(Recorded data)
☆ ☆ ☆ ☆ ☆ ☆ ☆
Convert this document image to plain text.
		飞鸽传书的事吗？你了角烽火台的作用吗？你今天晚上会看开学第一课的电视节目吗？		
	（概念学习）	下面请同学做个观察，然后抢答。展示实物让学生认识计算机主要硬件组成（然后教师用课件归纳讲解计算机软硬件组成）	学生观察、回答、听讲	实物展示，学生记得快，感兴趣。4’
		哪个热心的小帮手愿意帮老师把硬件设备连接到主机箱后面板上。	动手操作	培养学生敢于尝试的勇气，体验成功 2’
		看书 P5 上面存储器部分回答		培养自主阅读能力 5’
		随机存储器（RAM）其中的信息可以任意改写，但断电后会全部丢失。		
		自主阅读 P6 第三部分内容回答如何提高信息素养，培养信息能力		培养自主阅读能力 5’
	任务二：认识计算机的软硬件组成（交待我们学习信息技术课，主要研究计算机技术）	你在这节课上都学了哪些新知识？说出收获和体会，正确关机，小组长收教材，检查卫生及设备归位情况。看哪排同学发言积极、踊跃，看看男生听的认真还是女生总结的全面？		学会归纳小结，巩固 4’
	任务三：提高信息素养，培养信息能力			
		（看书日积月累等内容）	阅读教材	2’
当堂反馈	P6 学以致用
☆ ☆ ☆ ☆ ☆ ☆ ☆
### TASK INSTRUCTIONS
Print all of the entries again, exactly as written.

### SOLUTION FOR THIS PROBLEM
Convert this document image to plain text.
		飞鸽传书的事吗？你了角烽火台的作用吗？你今天晚上会看开学第一课的电视节目吗？		
	（概念学习）	下面请同学做个观察，然后抢答。展示实物让学生认识计算机主要硬件组成（然后教师用课件归纳讲解计算机软硬件组成）	学生观察、回答、听讲	实物展示，学生记得快，感兴趣。4’
		哪个热心的小帮手愿意帮老师把硬件设备连接到主机箱后面板上。	动手操作	培养学生敢于尝试的勇气，体验成功 2’
		看书 P5 上面存储器部分回答		培养自主阅读能力 5’
		随机存储器（RAM）其中的信息可以任意改写，但断电后会全部丢失。		
		自主阅读 P6 第三部分内容回答如何提高信息素养，培养信息能力		培养自主阅读能力 5’
	任务二：认识计算机的软硬件组成（交待我们学习信息技术课，主要研究计算机技术）	你在这节课上都学了哪些新知识？说出收获和体会，正确关机，小组长收教材，检查卫生及设备归位情况。看哪排同学发言积极、踊跃，看看男生听的认真还是女生总结的全面？		学会归纳小结，巩固 4’
	任务三：提高信息素养，培养信息能力			
		（看书日积月累等内容）	阅读教材	2’
当堂反馈	P6 学以致用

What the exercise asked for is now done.